_TASK STATEMENT_
Below are some records; reproduce every one of them exactly.
* * * * * * * * *
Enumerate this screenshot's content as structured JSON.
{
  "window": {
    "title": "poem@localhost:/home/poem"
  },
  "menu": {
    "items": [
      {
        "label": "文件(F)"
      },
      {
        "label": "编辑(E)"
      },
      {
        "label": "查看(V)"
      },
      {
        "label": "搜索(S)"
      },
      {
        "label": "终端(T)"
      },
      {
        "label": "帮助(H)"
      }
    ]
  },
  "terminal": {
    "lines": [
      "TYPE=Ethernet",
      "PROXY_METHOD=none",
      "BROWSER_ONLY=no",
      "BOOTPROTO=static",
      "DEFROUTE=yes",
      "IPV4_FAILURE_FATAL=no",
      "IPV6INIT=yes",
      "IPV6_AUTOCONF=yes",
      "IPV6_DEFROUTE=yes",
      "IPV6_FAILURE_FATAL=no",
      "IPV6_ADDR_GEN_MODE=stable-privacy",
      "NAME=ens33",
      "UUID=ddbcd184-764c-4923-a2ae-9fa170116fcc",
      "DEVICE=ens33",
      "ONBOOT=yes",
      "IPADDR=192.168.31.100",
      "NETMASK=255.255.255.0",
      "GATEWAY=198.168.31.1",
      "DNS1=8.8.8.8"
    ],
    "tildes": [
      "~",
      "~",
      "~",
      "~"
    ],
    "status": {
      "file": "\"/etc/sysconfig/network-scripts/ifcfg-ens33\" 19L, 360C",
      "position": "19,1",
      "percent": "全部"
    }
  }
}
* * * * * * * * *
_RESULT OF THIS EXERCISE_
Enumerate this screenshot's content as structured JSON.
{
  "window": {
    "title": "poem@localhost:/home/poem"
  },
  "menu": {
    "items": [
      {
        "label": "文件(F)"
      },
      {
        "label": "编辑(E)"
      },
      {
        "label": "查看(V)"
      },
      {
        "label": "搜索(S)"
      },
      {
        "label": "终端(T)"
      },
      {
        "label": "帮助(H)"
      }
    ]
  },
  "terminal": {
    "lines": [
      "TYPE=Ethernet",
      "PROXY_METHOD=none",
      "BROWSER_ONLY=no",
      "BOOTPROTO=static",
      "DEFROUTE=yes",
      "IPV4_FAILURE_FATAL=no",
      "IPV6INIT=yes",
      "IPV6_AUTOCONF=yes",
      "IPV6_DEFROUTE=yes",
      "IPV6_FAILURE_FATAL=no",
      "IPV6_ADDR_GEN_MODE=stable-privacy",
      "NAME=ens33",
      "UUID=ddbcd184-764c-4923-a2ae-9fa170116fcc",
      "DEVICE=ens33",
      "ONBOOT=yes",
      "IPADDR=192.168.31.100",
      "NETMASK=255.255.255.0",
      "GATEWAY=198.168.31.1",
      "DNS1=8.8.8.8"
    ],
    "tildes": [
      "~",
      "~",
      "~",
      "~"
    ],
    "status": {
      "file": "\"/etc/sysconfig/network-scripts/ifcfg-ens33\" 19L, 360C",
      "position": "19,1",
      "percent": "全部"
    }
  }
}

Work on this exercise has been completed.